Each line below should be reproduced without any alteration.

» LISTED RECORDS:
============
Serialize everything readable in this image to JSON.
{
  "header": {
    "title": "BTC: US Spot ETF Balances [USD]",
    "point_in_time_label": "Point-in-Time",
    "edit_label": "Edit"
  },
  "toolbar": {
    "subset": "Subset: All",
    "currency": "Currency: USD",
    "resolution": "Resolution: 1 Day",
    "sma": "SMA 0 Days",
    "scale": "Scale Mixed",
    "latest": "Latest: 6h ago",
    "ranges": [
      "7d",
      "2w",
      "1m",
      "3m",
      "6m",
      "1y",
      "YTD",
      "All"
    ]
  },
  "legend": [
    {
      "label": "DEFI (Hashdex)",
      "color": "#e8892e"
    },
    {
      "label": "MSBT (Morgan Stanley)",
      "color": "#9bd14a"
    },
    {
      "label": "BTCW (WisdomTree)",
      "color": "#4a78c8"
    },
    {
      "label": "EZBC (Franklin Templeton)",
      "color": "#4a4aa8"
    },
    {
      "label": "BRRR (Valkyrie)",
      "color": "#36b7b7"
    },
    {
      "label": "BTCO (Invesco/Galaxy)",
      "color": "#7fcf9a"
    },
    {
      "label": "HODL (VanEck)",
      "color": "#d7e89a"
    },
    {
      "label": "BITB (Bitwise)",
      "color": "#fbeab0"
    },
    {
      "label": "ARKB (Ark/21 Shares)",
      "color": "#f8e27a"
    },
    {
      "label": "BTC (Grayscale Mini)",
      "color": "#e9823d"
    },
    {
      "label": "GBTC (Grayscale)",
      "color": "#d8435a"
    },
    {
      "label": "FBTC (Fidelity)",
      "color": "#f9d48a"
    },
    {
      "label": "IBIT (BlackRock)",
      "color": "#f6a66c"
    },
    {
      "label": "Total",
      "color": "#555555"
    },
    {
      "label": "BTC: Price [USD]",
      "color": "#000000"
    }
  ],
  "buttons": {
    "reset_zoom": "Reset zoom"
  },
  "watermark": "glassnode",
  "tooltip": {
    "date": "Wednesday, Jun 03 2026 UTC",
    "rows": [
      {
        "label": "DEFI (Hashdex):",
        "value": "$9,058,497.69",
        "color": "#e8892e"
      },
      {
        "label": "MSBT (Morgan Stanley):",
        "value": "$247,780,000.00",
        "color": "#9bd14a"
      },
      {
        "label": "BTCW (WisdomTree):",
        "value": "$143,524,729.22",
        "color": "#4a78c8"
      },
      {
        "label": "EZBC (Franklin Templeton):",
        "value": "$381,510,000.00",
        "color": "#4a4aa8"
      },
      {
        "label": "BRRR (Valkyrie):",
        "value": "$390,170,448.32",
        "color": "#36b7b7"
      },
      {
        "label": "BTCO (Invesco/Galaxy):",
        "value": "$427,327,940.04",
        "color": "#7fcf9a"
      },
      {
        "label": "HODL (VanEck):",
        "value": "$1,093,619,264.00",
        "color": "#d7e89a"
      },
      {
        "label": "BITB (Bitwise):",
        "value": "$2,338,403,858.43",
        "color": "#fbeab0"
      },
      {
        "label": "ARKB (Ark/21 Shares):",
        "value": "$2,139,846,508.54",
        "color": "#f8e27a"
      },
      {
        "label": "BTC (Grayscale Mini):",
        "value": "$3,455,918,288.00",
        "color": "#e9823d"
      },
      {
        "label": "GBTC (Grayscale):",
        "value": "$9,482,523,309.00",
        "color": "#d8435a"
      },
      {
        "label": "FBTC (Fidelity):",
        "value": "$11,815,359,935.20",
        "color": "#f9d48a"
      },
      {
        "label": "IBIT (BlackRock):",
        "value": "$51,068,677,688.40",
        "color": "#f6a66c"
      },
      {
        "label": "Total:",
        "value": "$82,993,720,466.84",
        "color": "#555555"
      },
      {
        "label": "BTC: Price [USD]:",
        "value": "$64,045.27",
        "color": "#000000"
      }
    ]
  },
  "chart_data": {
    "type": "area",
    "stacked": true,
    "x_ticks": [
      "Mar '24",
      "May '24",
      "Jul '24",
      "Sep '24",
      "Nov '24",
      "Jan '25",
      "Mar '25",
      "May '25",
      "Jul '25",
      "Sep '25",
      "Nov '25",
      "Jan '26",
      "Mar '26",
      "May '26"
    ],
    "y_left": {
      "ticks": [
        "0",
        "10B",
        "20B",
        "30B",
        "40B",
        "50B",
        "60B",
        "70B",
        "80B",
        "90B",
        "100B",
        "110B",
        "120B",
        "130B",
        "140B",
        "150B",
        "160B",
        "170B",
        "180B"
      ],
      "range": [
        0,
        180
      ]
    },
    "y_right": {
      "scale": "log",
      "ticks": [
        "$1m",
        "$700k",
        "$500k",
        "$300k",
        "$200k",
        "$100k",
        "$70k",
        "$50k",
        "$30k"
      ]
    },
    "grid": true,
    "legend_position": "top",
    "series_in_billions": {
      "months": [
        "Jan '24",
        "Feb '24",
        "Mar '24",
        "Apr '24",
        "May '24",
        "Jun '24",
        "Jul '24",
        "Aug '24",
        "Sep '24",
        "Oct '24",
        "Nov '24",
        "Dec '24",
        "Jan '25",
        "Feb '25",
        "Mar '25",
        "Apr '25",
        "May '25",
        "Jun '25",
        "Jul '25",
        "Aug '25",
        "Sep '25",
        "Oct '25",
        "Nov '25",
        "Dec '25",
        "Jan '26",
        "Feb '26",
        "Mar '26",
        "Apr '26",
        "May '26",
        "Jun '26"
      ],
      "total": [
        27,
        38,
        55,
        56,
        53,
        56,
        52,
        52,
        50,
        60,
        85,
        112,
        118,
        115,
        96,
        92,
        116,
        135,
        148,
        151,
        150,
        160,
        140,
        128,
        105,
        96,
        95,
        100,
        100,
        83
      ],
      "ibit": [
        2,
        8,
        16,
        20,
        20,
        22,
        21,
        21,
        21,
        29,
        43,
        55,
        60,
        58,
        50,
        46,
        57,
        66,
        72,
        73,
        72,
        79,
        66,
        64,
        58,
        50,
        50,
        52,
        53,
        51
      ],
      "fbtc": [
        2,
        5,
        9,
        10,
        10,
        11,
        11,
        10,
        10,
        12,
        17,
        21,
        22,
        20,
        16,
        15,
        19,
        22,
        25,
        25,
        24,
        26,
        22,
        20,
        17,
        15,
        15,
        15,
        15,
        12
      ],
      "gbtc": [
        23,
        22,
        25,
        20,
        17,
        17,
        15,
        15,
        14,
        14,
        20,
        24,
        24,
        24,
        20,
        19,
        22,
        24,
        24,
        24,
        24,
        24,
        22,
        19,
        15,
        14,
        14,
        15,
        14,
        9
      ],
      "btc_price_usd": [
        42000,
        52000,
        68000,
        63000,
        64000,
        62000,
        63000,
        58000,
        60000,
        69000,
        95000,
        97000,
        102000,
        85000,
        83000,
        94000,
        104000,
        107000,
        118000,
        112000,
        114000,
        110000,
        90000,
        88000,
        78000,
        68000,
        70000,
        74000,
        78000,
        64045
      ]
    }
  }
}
============
» PROBLEM SOLUTION:
Serialize everything readable in this image to JSON.
{
  "header": {
    "title": "BTC: US Spot ETF Balances [USD]",
    "point_in_time_label": "Point-in-Time",
    "edit_label": "Edit"
  },
  "toolbar": {
    "subset": "Subset: All",
    "currency": "Currency: USD",
    "resolution": "Resolution: 1 Day",
    "sma": "SMA 0 Days",
    "scale": "Scale Mixed",
    "latest": "Latest: 6h ago",
    "ranges": [
      "7d",
      "2w",
      "1m",
      "3m",
      "6m",
      "1y",
      "YTD",
      "All"
    ]
  },
  "legend": [
    {
      "label": "DEFI (Hashdex)",
      "color": "#e8892e"
    },
    {
      "label": "MSBT (Morgan Stanley)",
      "color": "#9bd14a"
    },
    {
      "label": "BTCW (WisdomTree)",
      "color": "#4a78c8"
    },
    {
      "label": "EZBC (Franklin Templeton)",
      "color": "#4a4aa8"
    },
    {
      "label": "BRRR (Valkyrie)",
      "color": "#36b7b7"
    },
    {
      "label": "BTCO (Invesco/Galaxy)",
      "color": "#7fcf9a"
    },
    {
      "label": "HODL (VanEck)",
      "color": "#d7e89a"
    },
    {
      "label": "BITB (Bitwise)",
      "color": "#fbeab0"
    },
    {
      "label": "ARKB (Ark/21 Shares)",
      "color": "#f8e27a"
    },
    {
      "label": "BTC (Grayscale Mini)",
      "color": "#e9823d"
    },
    {
      "label": "GBTC (Grayscale)",
      "color": "#d8435a"
    },
    {
      "label": "FBTC (Fidelity)",
      "color": "#f9d48a"
    },
    {
      "label": "IBIT (BlackRock)",
      "color": "#f6a66c"
    },
    {
      "label": "Total",
      "color": "#555555"
    },
    {
      "label": "BTC: Price [USD]",
      "color": "#000000"
    }
  ],
  "buttons": {
    "reset_zoom": "Reset zoom"
  },
  "watermark": "glassnode",
  "tooltip": {
    "date": "Wednesday, Jun 03 2026 UTC",
    "rows": [
      {
        "label": "DEFI (Hashdex):",
        "value": "$9,058,497.69",
        "color": "#e8892e"
      },
      {
        "label": "MSBT (Morgan Stanley):",
        "value": "$247,780,000.00",
        "color": "#9bd14a"
      },
      {
        "label": "BTCW (WisdomTree):",
        "value": "$143,524,729.22",
        "color": "#4a78c8"
      },
      {
        "label": "EZBC (Franklin Templeton):",
        "value": "$381,510,000.00",
        "color": "#4a4aa8"
      },
      {
        "label": "BRRR (Valkyrie):",
        "value": "$390,170,448.32",
        "color": "#36b7b7"
      },
      {
        "label": "BTCO (Invesco/Galaxy):",
        "value": "$427,327,940.04",
        "color": "#7fcf9a"
      },
      {
        "label": "HODL (VanEck):",
        "value": "$1,093,619,264.00",
        "color": "#d7e89a"
      },
      {
        "label": "BITB (Bitwise):",
        "value": "$2,338,403,858.43",
        "color": "#fbeab0"
      },
      {
        "label": "ARKB (Ark/21 Shares):",
        "value": "$2,139,846,508.54",
        "color": "#f8e27a"
      },
      {
        "label": "BTC (Grayscale Mini):",
        "value": "$3,455,918,288.00",
        "color": "#e9823d"
      },
      {
        "label": "GBTC (Grayscale):",
        "value": "$9,482,523,309.00",
        "color": "#d8435a"
      },
      {
        "label": "FBTC (Fidelity):",
        "value": "$11,815,359,935.20",
        "color": "#f9d48a"
      },
      {
        "label": "IBIT (BlackRock):",
        "value": "$51,068,677,688.40",
        "color": "#f6a66c"
      },
      {
        "label": "Total:",
        "value": "$82,993,720,466.84",
        "color": "#555555"
      },
      {
        "label": "BTC: Price [USD]:",
        "value": "$64,045.27",
        "color": "#000000"
      }
    ]
  },
  "chart_data": {
    "type": "area",
    "stacked": true,
    "x_ticks": [
      "Mar '24",
      "May '24",
      "Jul '24",
      "Sep '24",
      "Nov '24",
      "Jan '25",
      "Mar '25",
      "May '25",
      "Jul '25",
      "Sep '25",
      "Nov '25",
      "Jan '26",
      "Mar '26",
      "May '26"
    ],
    "y_left": {
      "ticks": [
        "0",
        "10B",
        "20B",
        "30B",
        "40B",
        "50B",
        "60B",
        "70B",
        "80B",
        "90B",
        "100B",
        "110B",
        "120B",
        "130B",
        "140B",
        "150B",
        "160B",
        "170B",
        "180B"
      ],
      "range": [
        0,
        180
      ]
    },
    "y_right": {
      "scale": "log",
      "ticks": [
        "$1m",
        "$700k",
        "$500k",
        "$300k",
        "$200k",
        "$100k",
        "$70k",
        "$50k",
        "$30k"
      ]
    },
    "grid": true,
    "legend_position": "top",
    "series_in_billions": {
      "months": [
        "Jan '24",
        "Feb '24",
        "Mar '24",
        "Apr '24",
        "May '24",
        "Jun '24",
        "Jul '24",
        "Aug '24",
        "Sep '24",
        "Oct '24",
        "Nov '24",
        "Dec '24",
        "Jan '25",
        "Feb '25",
        "Mar '25",
        "Apr '25",
        "May '25",
        "Jun '25",
        "Jul '25",
        "Aug '25",
        "Sep '25",
        "Oct '25",
        "Nov '25",
        "Dec '25",
        "Jan '26",
        "Feb '26",
        "Mar '26",
        "Apr '26",
        "May '26",
        "Jun '26"
      ],
      "total": [
        27,
        38,
        55,
        56,
        53,
        56,
        52,
        52,
        50,
        60,
        85,
        112,
        118,
        115,
        96,
        92,
        116,
        135,
        148,
        151,
        150,
        160,
        140,
        128,
        105,
        96,
        95,
        100,
        100,
        83
      ],
      "ibit": [
        2,
        8,
        16,
        20,
        20,
        22,
        21,
        21,
        21,
        29,
        43,
        55,
        60,
        58,
        50,
        46,
        57,
        66,
        72,
        73,
        72,
        79,
        66,
        64,
        58,
        50,
        50,
        52,
        53,
        51
      ],
      "fbtc": [
        2,
        5,
        9,
        10,
        10,
        11,
        11,
        10,
        10,
        12,
        17,
        21,
        22,
        20,
        16,
        15,
        19,
        22,
        25,
        25,
        24,
        26,
        22,
        20,
        17,
        15,
        15,
        15,
        15,
        12
      ],
      "gbtc": [
        23,
        22,
        25,
        20,
        17,
        17,
        15,
        15,
        14,
        14,
        20,
        24,
        24,
        24,
        20,
        19,
        22,
        24,
        24,
        24,
        24,
        24,
        22,
        19,
        15,
        14,
        14,
        15,
        14,
        9
      ],
      "btc_price_usd": [
        42000,
        52000,
        68000,
        63000,
        64000,
        62000,
        63000,
        58000,
        60000,
        69000,
        95000,
        97000,
        102000,
        85000,
        83000,
        94000,
        104000,
        107000,
        118000,
        112000,
        114000,
        110000,
        90000,
        88000,
        78000,
        68000,
        70000,
        74000,
        78000,
        64045
      ]
    }
  }
}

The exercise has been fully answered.